▶ **To be done**:
Transcribe each line of the records below exactly, excluding any embedded images.

─── Listing ───

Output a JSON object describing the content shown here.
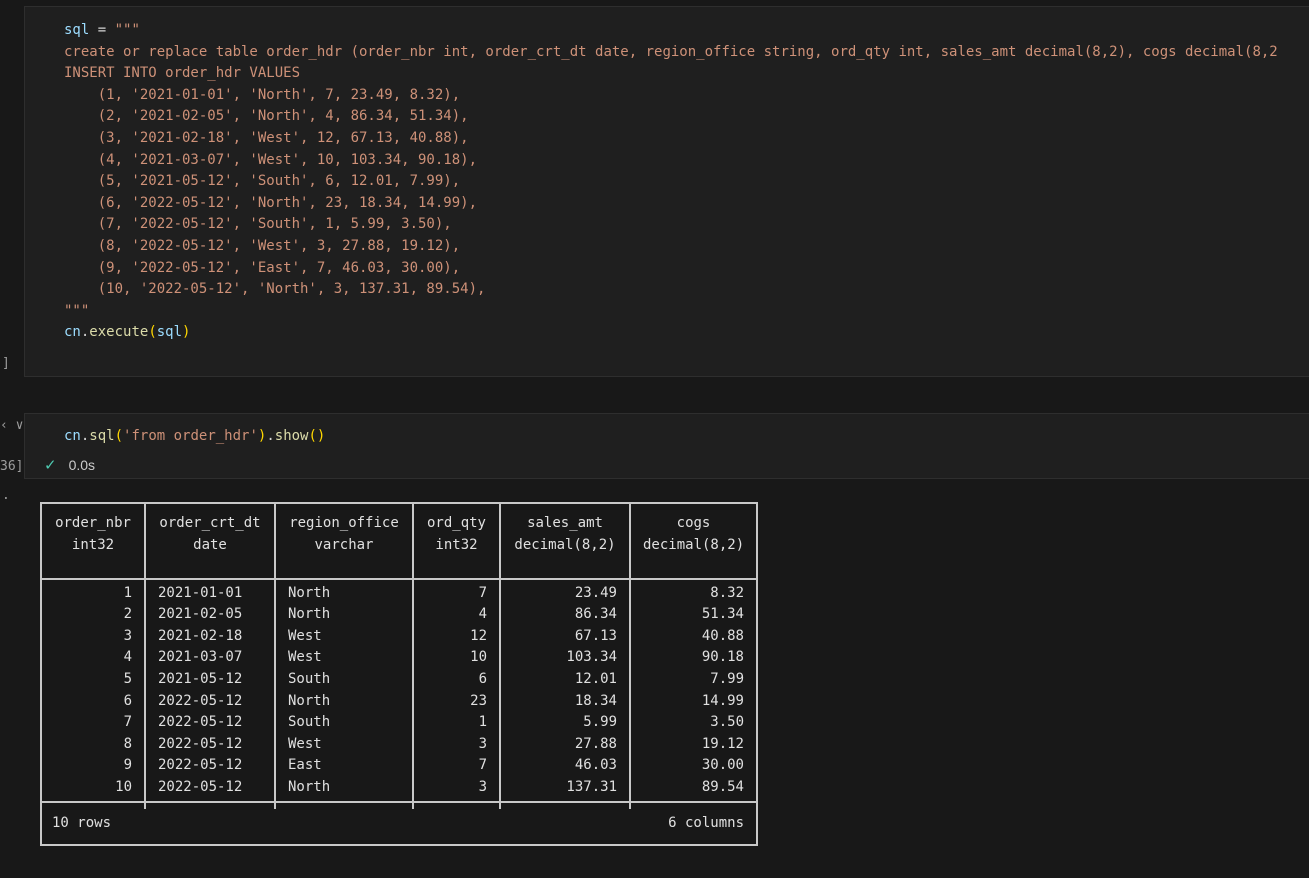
{
  "gutter": {
    "cell1_bracket": "]",
    "cell2_chevron": "‹ ∨",
    "cell2_exec_count": "36]",
    "output_marker": "."
  },
  "cell1": {
    "lines": [
      [
        {
          "t": "sql",
          "c": "var"
        },
        {
          "t": " = ",
          "c": "op"
        },
        {
          "t": "\"\"\"",
          "c": "str"
        }
      ],
      [
        {
          "t": "create or replace table order_hdr (order_nbr int, order_crt_dt date, region_office string, ord_qty int, sales_amt decimal(8,2), cogs decimal(8,2",
          "c": "str"
        }
      ],
      [
        {
          "t": "INSERT INTO order_hdr VALUES",
          "c": "str"
        }
      ],
      [
        {
          "t": "    (1, '2021-01-01', 'North', 7, 23.49, 8.32),",
          "c": "str"
        }
      ],
      [
        {
          "t": "    (2, '2021-02-05', 'North', 4, 86.34, 51.34),",
          "c": "str"
        }
      ],
      [
        {
          "t": "    (3, '2021-02-18', 'West', 12, 67.13, 40.88),",
          "c": "str"
        }
      ],
      [
        {
          "t": "    (4, '2021-03-07', 'West', 10, 103.34, 90.18),",
          "c": "str"
        }
      ],
      [
        {
          "t": "    (5, '2021-05-12', 'South', 6, 12.01, 7.99),",
          "c": "str"
        }
      ],
      [
        {
          "t": "    (6, '2022-05-12', 'North', 23, 18.34, 14.99),",
          "c": "str"
        }
      ],
      [
        {
          "t": "    (7, '2022-05-12', 'South', 1, 5.99, 3.50),",
          "c": "str"
        }
      ],
      [
        {
          "t": "    (8, '2022-05-12', 'West', 3, 27.88, 19.12),",
          "c": "str"
        }
      ],
      [
        {
          "t": "    (9, '2022-05-12', 'East', 7, 46.03, 30.00),",
          "c": "str"
        }
      ],
      [
        {
          "t": "    (10, '2022-05-12', 'North', 3, 137.31, 89.54),",
          "c": "str"
        }
      ],
      [
        {
          "t": "\"\"\"",
          "c": "str"
        }
      ],
      [
        {
          "t": "cn",
          "c": "var"
        },
        {
          "t": ".",
          "c": "op"
        },
        {
          "t": "execute",
          "c": "fn"
        },
        {
          "t": "(",
          "c": "par"
        },
        {
          "t": "sql",
          "c": "var"
        },
        {
          "t": ")",
          "c": "par"
        }
      ]
    ]
  },
  "cell2": {
    "lines": [
      [
        {
          "t": "cn",
          "c": "var"
        },
        {
          "t": ".",
          "c": "op"
        },
        {
          "t": "sql",
          "c": "fn"
        },
        {
          "t": "(",
          "c": "par"
        },
        {
          "t": "'from order_hdr'",
          "c": "str"
        },
        {
          "t": ")",
          "c": "par"
        },
        {
          "t": ".",
          "c": "op"
        },
        {
          "t": "show",
          "c": "fn"
        },
        {
          "t": "()",
          "c": "par"
        }
      ]
    ],
    "status_time": "0.0s"
  },
  "output": {
    "columns": [
      {
        "name": "order_nbr",
        "type": "int32",
        "align": "num"
      },
      {
        "name": "order_crt_dt",
        "type": "date",
        "align": "txt"
      },
      {
        "name": "region_office",
        "type": "varchar",
        "align": "txt"
      },
      {
        "name": "ord_qty",
        "type": "int32",
        "align": "num"
      },
      {
        "name": "sales_amt",
        "type": "decimal(8,2)",
        "align": "num"
      },
      {
        "name": "cogs",
        "type": "decimal(8,2)",
        "align": "num"
      }
    ],
    "rows": [
      [
        "1",
        "2021-01-01",
        "North",
        "7",
        "23.49",
        "8.32"
      ],
      [
        "2",
        "2021-02-05",
        "North",
        "4",
        "86.34",
        "51.34"
      ],
      [
        "3",
        "2021-02-18",
        "West",
        "12",
        "67.13",
        "40.88"
      ],
      [
        "4",
        "2021-03-07",
        "West",
        "10",
        "103.34",
        "90.18"
      ],
      [
        "5",
        "2021-05-12",
        "South",
        "6",
        "12.01",
        "7.99"
      ],
      [
        "6",
        "2022-05-12",
        "North",
        "23",
        "18.34",
        "14.99"
      ],
      [
        "7",
        "2022-05-12",
        "South",
        "1",
        "5.99",
        "3.50"
      ],
      [
        "8",
        "2022-05-12",
        "West",
        "3",
        "27.88",
        "19.12"
      ],
      [
        "9",
        "2022-05-12",
        "East",
        "7",
        "46.03",
        "30.00"
      ],
      [
        "10",
        "2022-05-12",
        "North",
        "3",
        "137.31",
        "89.54"
      ]
    ],
    "footer_rows": "10 rows",
    "footer_cols": "6 columns"
  },
  "colors": {
    "background": "#181818",
    "cell_background": "#1f1f1f",
    "string": "#ce9178",
    "variable": "#9cdcfe",
    "function": "#dcdcaa",
    "bracket": "#ffd700",
    "success": "#4ec9b0"
  }
}
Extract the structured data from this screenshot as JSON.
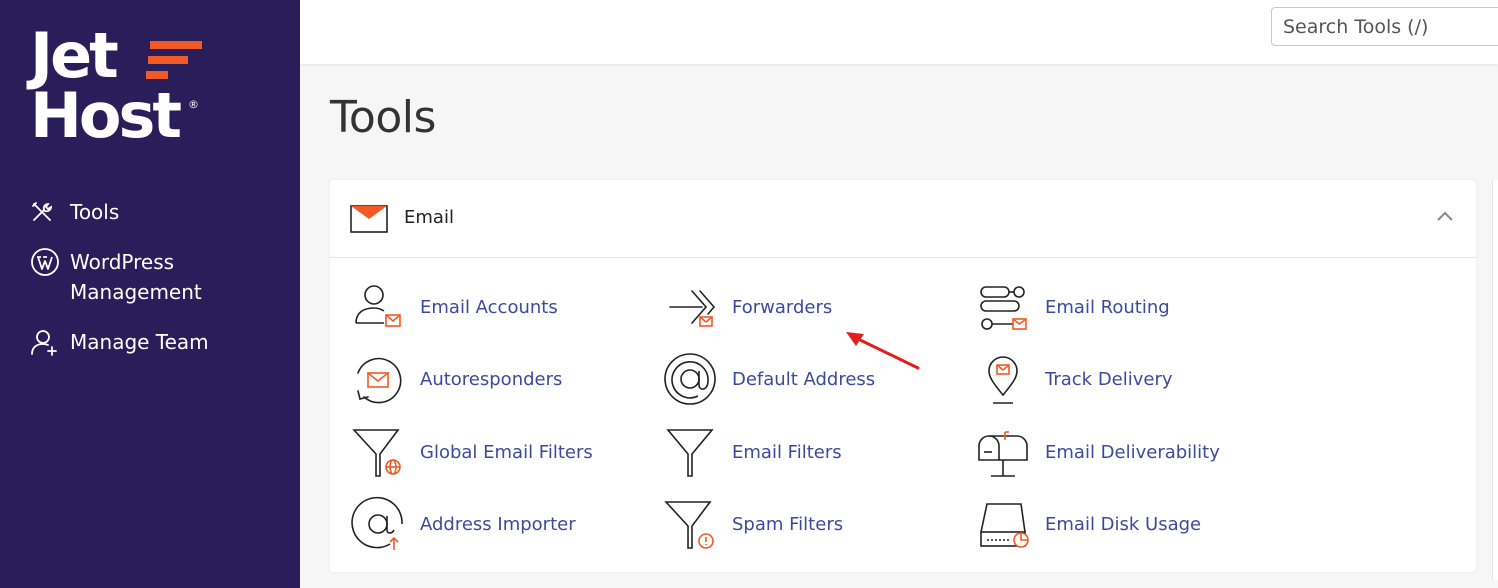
{
  "brand": {
    "logo_line1": "Jet",
    "logo_line2": "Host",
    "registered": "®",
    "accent_color": "#f15a24",
    "sidebar_color": "#2a1e5a"
  },
  "sidebar": {
    "items": [
      {
        "label": "Tools",
        "icon": "tools-icon"
      },
      {
        "label": "WordPress Management",
        "icon": "wordpress-icon"
      },
      {
        "label": "Manage Team",
        "icon": "add-user-icon"
      }
    ]
  },
  "topbar": {
    "search_placeholder": "Search Tools (/)"
  },
  "main": {
    "title": "Tools",
    "panel": {
      "title": "Email",
      "icon": "envelope-icon",
      "tools": [
        {
          "label": "Email Accounts",
          "icon": "email-accounts-icon"
        },
        {
          "label": "Forwarders",
          "icon": "forwarders-icon"
        },
        {
          "label": "Email Routing",
          "icon": "email-routing-icon"
        },
        {
          "label": "Autoresponders",
          "icon": "autoresponders-icon"
        },
        {
          "label": "Default Address",
          "icon": "at-sign-icon"
        },
        {
          "label": "Track Delivery",
          "icon": "map-pin-icon"
        },
        {
          "label": "Global Email Filters",
          "icon": "global-filter-icon"
        },
        {
          "label": "Email Filters",
          "icon": "filter-icon"
        },
        {
          "label": "Email Deliverability",
          "icon": "mailbox-icon"
        },
        {
          "label": "Address Importer",
          "icon": "address-importer-icon"
        },
        {
          "label": "Spam Filters",
          "icon": "spam-filter-icon"
        },
        {
          "label": "Email Disk Usage",
          "icon": "disk-usage-icon"
        }
      ]
    }
  }
}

───

▶ **Response to the exercise**:
Output a JSON object describing the content shown here.
{
  "gutter": {
    "cell1_bracket": "]",
    "cell2_chevron": "‹ ∨",
    "cell2_exec_count": "36]",
    "output_marker": "."
  },
  "cell1": {
    "lines": [
      [
        {
          "t": "sql",
          "c": "var"
        },
        {
          "t": " = ",
          "c": "op"
        },
        {
          "t": "\"\"\"",
          "c": "str"
        }
      ],
      [
        {
          "t": "create or replace table order_hdr (order_nbr int, order_crt_dt date, region_office string, ord_qty int, sales_amt decimal(8,2), cogs decimal(8,2",
          "c": "str"
        }
      ],
      [
        {
          "t": "INSERT INTO order_hdr VALUES",
          "c": "str"
        }
      ],
      [
        {
          "t": "    (1, '2021-01-01', 'North', 7, 23.49, 8.32),",
          "c": "str"
        }
      ],
      [
        {
          "t": "    (2, '2021-02-05', 'North', 4, 86.34, 51.34),",
          "c": "str"
        }
      ],
      [
        {
          "t": "    (3, '2021-02-18', 'West', 12, 67.13, 40.88),",
          "c": "str"
        }
      ],
      [
        {
          "t": "    (4, '2021-03-07', 'West', 10, 103.34, 90.18),",
          "c": "str"
        }
      ],
      [
        {
          "t": "    (5, '2021-05-12', 'South', 6, 12.01, 7.99),",
          "c": "str"
        }
      ],
      [
        {
          "t": "    (6, '2022-05-12', 'North', 23, 18.34, 14.99),",
          "c": "str"
        }
      ],
      [
        {
          "t": "    (7, '2022-05-12', 'South', 1, 5.99, 3.50),",
          "c": "str"
        }
      ],
      [
        {
          "t": "    (8, '2022-05-12', 'West', 3, 27.88, 19.12),",
          "c": "str"
        }
      ],
      [
        {
          "t": "    (9, '2022-05-12', 'East', 7, 46.03, 30.00),",
          "c": "str"
        }
      ],
      [
        {
          "t": "    (10, '2022-05-12', 'North', 3, 137.31, 89.54),",
          "c": "str"
        }
      ],
      [
        {
          "t": "\"\"\"",
          "c": "str"
        }
      ],
      [
        {
          "t": "cn",
          "c": "var"
        },
        {
          "t": ".",
          "c": "op"
        },
        {
          "t": "execute",
          "c": "fn"
        },
        {
          "t": "(",
          "c": "par"
        },
        {
          "t": "sql",
          "c": "var"
        },
        {
          "t": ")",
          "c": "par"
        }
      ]
    ]
  },
  "cell2": {
    "lines": [
      [
        {
          "t": "cn",
          "c": "var"
        },
        {
          "t": ".",
          "c": "op"
        },
        {
          "t": "sql",
          "c": "fn"
        },
        {
          "t": "(",
          "c": "par"
        },
        {
          "t": "'from order_hdr'",
          "c": "str"
        },
        {
          "t": ")",
          "c": "par"
        },
        {
          "t": ".",
          "c": "op"
        },
        {
          "t": "show",
          "c": "fn"
        },
        {
          "t": "()",
          "c": "par"
        }
      ]
    ],
    "status_time": "0.0s"
  },
  "output": {
    "columns": [
      {
        "name": "order_nbr",
        "type": "int32",
        "align": "num"
      },
      {
        "name": "order_crt_dt",
        "type": "date",
        "align": "txt"
      },
      {
        "name": "region_office",
        "type": "varchar",
        "align": "txt"
      },
      {
        "name": "ord_qty",
        "type": "int32",
        "align": "num"
      },
      {
        "name": "sales_amt",
        "type": "decimal(8,2)",
        "align": "num"
      },
      {
        "name": "cogs",
        "type": "decimal(8,2)",
        "align": "num"
      }
    ],
    "rows": [
      [
        "1",
        "2021-01-01",
        "North",
        "7",
        "23.49",
        "8.32"
      ],
      [
        "2",
        "2021-02-05",
        "North",
        "4",
        "86.34",
        "51.34"
      ],
      [
        "3",
        "2021-02-18",
        "West",
        "12",
        "67.13",
        "40.88"
      ],
      [
        "4",
        "2021-03-07",
        "West",
        "10",
        "103.34",
        "90.18"
      ],
      [
        "5",
        "2021-05-12",
        "South",
        "6",
        "12.01",
        "7.99"
      ],
      [
        "6",
        "2022-05-12",
        "North",
        "23",
        "18.34",
        "14.99"
      ],
      [
        "7",
        "2022-05-12",
        "South",
        "1",
        "5.99",
        "3.50"
      ],
      [
        "8",
        "2022-05-12",
        "West",
        "3",
        "27.88",
        "19.12"
      ],
      [
        "9",
        "2022-05-12",
        "East",
        "7",
        "46.03",
        "30.00"
      ],
      [
        "10",
        "2022-05-12",
        "North",
        "3",
        "137.31",
        "89.54"
      ]
    ],
    "footer_rows": "10 rows",
    "footer_cols": "6 columns"
  },
  "colors": {
    "background": "#181818",
    "cell_background": "#1f1f1f",
    "string": "#ce9178",
    "variable": "#9cdcfe",
    "function": "#dcdcaa",
    "bracket": "#ffd700",
    "success": "#4ec9b0"
  }
}
Extract the structured data from this screenshot as JSON.
{
  "brand": {
    "logo_line1": "Jet",
    "logo_line2": "Host",
    "registered": "®",
    "accent_color": "#f15a24",
    "sidebar_color": "#2a1e5a"
  },
  "sidebar": {
    "items": [
      {
        "label": "Tools",
        "icon": "tools-icon"
      },
      {
        "label": "WordPress Management",
        "icon": "wordpress-icon"
      },
      {
        "label": "Manage Team",
        "icon": "add-user-icon"
      }
    ]
  },
  "topbar": {
    "search_placeholder": "Search Tools (/)"
  },
  "main": {
    "title": "Tools",
    "panel": {
      "title": "Email",
      "icon": "envelope-icon",
      "tools": [
        {
          "label": "Email Accounts",
          "icon": "email-accounts-icon"
        },
        {
          "label": "Forwarders",
          "icon": "forwarders-icon"
        },
        {
          "label": "Email Routing",
          "icon": "email-routing-icon"
        },
        {
          "label": "Autoresponders",
          "icon": "autoresponders-icon"
        },
        {
          "label": "Default Address",
          "icon": "at-sign-icon"
        },
        {
          "label": "Track Delivery",
          "icon": "map-pin-icon"
        },
        {
          "label": "Global Email Filters",
          "icon": "global-filter-icon"
        },
        {
          "label": "Email Filters",
          "icon": "filter-icon"
        },
        {
          "label": "Email Deliverability",
          "icon": "mailbox-icon"
        },
        {
          "label": "Address Importer",
          "icon": "address-importer-icon"
        },
        {
          "label": "Spam Filters",
          "icon": "spam-filter-icon"
        },
        {
          "label": "Email Disk Usage",
          "icon": "disk-usage-icon"
        }
      ]
    }
  }
}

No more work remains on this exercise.